**** DATA ****

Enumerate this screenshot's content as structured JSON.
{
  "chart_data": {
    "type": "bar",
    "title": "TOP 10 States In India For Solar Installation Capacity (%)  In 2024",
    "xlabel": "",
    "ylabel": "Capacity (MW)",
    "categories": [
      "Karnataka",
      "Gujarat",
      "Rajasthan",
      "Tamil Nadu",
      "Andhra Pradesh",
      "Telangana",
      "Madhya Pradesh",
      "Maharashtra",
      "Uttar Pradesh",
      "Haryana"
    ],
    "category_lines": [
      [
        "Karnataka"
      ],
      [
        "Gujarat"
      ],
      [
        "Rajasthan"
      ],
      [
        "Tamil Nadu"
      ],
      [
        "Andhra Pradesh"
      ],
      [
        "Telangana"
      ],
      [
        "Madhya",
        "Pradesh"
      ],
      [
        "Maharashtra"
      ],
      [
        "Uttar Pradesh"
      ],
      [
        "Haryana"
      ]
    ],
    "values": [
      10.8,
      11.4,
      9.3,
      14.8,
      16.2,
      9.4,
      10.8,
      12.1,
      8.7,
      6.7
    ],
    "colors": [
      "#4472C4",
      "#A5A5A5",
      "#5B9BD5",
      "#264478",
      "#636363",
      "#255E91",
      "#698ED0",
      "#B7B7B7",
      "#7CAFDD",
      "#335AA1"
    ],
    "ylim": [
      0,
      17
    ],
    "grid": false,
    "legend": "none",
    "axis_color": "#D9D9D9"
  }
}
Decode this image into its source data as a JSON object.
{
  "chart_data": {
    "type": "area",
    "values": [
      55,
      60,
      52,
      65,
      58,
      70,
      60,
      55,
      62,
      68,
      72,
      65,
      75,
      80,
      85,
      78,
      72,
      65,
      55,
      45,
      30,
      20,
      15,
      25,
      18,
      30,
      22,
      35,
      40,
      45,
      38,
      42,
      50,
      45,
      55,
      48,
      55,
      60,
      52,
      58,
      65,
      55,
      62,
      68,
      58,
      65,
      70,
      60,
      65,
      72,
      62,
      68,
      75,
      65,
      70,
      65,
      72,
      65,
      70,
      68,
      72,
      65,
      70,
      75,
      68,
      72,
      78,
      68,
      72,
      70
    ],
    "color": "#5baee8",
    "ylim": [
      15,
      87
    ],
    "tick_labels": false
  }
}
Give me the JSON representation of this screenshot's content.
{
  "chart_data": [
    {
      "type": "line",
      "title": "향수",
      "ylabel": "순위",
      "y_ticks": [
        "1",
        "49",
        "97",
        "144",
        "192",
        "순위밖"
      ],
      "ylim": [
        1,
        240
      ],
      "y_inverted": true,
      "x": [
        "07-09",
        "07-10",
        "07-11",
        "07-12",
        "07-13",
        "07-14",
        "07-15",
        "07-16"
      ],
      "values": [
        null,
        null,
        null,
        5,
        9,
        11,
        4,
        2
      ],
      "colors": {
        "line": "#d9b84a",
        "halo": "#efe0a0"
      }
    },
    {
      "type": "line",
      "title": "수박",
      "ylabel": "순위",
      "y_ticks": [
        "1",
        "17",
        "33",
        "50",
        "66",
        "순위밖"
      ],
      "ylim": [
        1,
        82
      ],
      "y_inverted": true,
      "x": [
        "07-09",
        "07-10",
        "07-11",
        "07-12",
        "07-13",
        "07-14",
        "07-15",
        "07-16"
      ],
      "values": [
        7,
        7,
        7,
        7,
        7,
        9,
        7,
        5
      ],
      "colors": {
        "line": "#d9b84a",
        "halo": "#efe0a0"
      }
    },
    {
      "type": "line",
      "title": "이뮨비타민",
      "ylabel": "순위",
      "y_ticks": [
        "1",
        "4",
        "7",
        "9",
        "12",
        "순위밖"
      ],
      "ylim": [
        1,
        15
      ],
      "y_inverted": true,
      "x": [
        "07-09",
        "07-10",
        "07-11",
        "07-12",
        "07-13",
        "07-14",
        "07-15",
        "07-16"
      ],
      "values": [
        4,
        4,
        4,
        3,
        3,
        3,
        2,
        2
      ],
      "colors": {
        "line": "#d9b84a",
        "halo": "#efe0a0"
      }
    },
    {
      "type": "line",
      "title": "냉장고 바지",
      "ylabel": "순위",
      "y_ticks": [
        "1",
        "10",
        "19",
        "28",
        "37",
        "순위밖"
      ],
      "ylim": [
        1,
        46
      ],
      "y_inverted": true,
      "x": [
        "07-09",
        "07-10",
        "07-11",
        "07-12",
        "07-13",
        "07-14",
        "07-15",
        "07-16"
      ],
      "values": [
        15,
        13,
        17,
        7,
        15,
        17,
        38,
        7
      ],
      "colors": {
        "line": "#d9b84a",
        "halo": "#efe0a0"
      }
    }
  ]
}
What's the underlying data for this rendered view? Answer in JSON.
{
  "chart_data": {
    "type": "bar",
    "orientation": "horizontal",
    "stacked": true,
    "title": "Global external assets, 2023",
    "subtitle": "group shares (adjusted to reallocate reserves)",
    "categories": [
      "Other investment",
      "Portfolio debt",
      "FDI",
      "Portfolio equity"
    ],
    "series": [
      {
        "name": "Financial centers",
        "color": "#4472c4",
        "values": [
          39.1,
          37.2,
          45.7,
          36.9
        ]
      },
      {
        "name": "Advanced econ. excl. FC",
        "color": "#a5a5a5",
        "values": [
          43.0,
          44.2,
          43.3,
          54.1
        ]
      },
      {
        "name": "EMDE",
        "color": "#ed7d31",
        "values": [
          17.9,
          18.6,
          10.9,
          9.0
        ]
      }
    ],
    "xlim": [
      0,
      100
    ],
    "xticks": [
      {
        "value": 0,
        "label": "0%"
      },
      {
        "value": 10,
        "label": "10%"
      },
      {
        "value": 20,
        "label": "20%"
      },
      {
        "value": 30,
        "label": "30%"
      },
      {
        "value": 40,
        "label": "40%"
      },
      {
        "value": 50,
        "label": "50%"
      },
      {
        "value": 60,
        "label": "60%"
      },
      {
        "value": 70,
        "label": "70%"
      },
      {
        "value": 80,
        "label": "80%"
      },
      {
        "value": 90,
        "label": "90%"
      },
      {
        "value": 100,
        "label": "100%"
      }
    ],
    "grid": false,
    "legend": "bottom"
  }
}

****

YOUR INSTRUCTIONS - In the entries above, find each line with the string "this" and copy it.

SOLUTION -
Enumerate this screenshot's content as structured JSON.
Decode this image into its source data as a JSON object.
Give me the JSON representation of this screenshot's content.
What's the underlying data for this rendered view? Answer in JSON.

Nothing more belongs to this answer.